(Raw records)
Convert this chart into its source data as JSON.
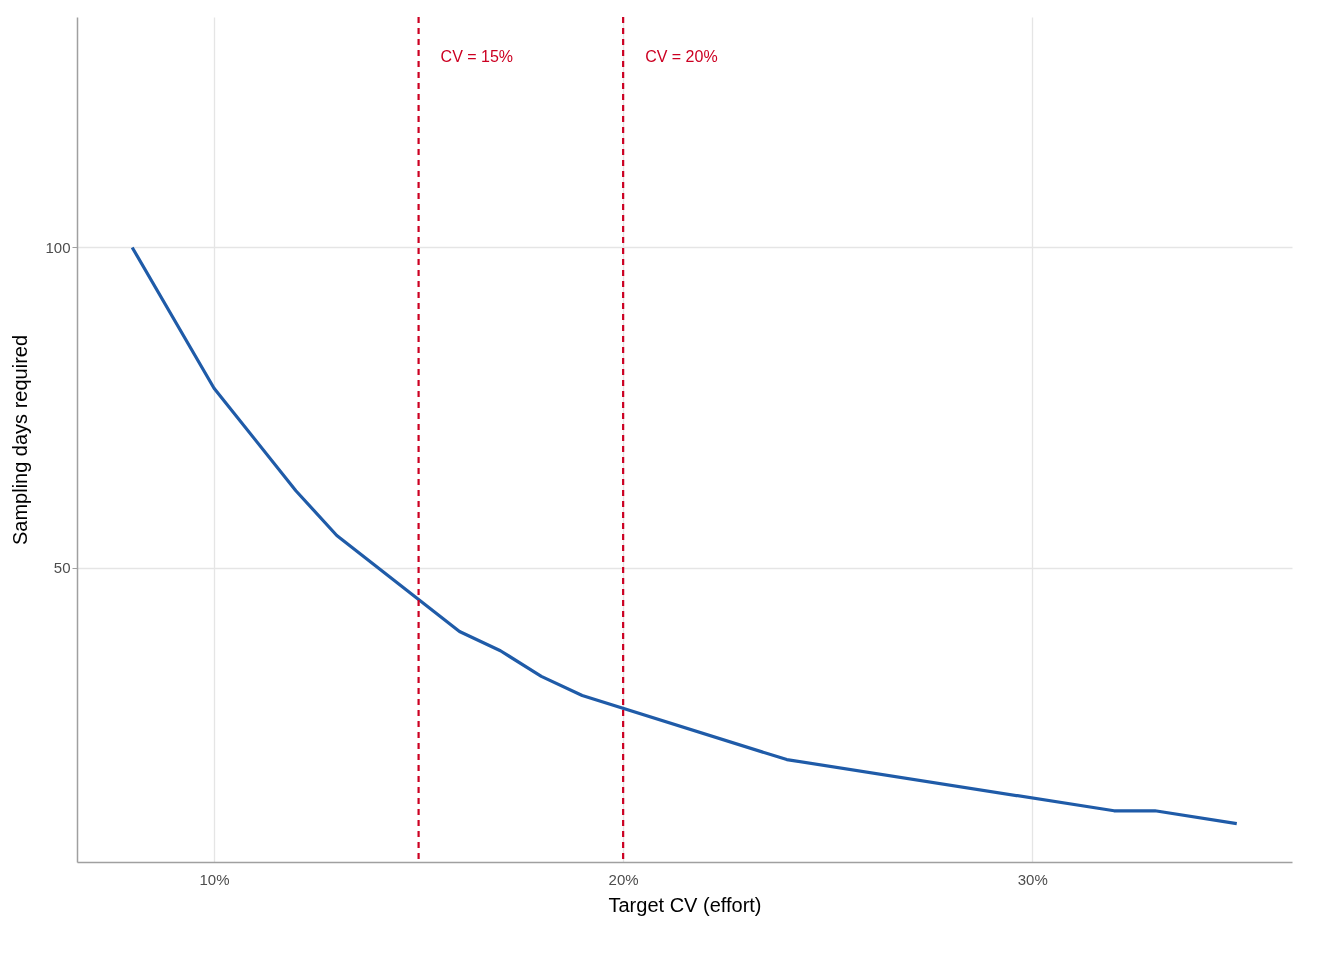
{
  "chart_data": {
    "type": "line",
    "xlabel": "Target CV (effort)",
    "ylabel": "Sampling days required",
    "x": [
      8,
      10,
      12,
      13,
      16,
      17,
      18,
      19,
      24,
      32,
      33,
      35
    ],
    "series": [
      {
        "color": "#1f5ba8",
        "values": [
          100,
          78,
          62,
          55,
          40,
          37,
          33,
          30,
          20,
          12,
          12,
          10
        ]
      }
    ],
    "xlim": [
      6.65,
      36.35
    ],
    "ylim": [
      4,
      136
    ],
    "xticks": [
      {
        "value": 10,
        "label": "10%"
      },
      {
        "value": 20,
        "label": "20%"
      },
      {
        "value": 30,
        "label": "30%"
      }
    ],
    "yticks": [
      50,
      100
    ],
    "grid": true,
    "line_style": "solid",
    "marker": "none",
    "ref_lines": [
      {
        "axis": "x",
        "value": 15,
        "label": "CV = 15%",
        "color": "#cc0022",
        "line_style": "dashed"
      },
      {
        "axis": "x",
        "value": 20,
        "label": "CV = 20%",
        "color": "#cc0022",
        "line_style": "dashed"
      }
    ]
  }
}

- **Problem to work on**:
Repeat the material above verbatim, with no pictures in the output.

- **Output below**:
Convert this chart into its source data as JSON.
{
  "chart_data": {
    "type": "line",
    "xlabel": "Target CV (effort)",
    "ylabel": "Sampling days required",
    "x": [
      8,
      10,
      12,
      13,
      16,
      17,
      18,
      19,
      24,
      32,
      33,
      35
    ],
    "series": [
      {
        "color": "#1f5ba8",
        "values": [
          100,
          78,
          62,
          55,
          40,
          37,
          33,
          30,
          20,
          12,
          12,
          10
        ]
      }
    ],
    "xlim": [
      6.65,
      36.35
    ],
    "ylim": [
      4,
      136
    ],
    "xticks": [
      {
        "value": 10,
        "label": "10%"
      },
      {
        "value": 20,
        "label": "20%"
      },
      {
        "value": 30,
        "label": "30%"
      }
    ],
    "yticks": [
      50,
      100
    ],
    "grid": true,
    "line_style": "solid",
    "marker": "none",
    "ref_lines": [
      {
        "axis": "x",
        "value": 15,
        "label": "CV = 15%",
        "color": "#cc0022",
        "line_style": "dashed"
      },
      {
        "axis": "x",
        "value": 20,
        "label": "CV = 20%",
        "color": "#cc0022",
        "line_style": "dashed"
      }
    ]
  }
}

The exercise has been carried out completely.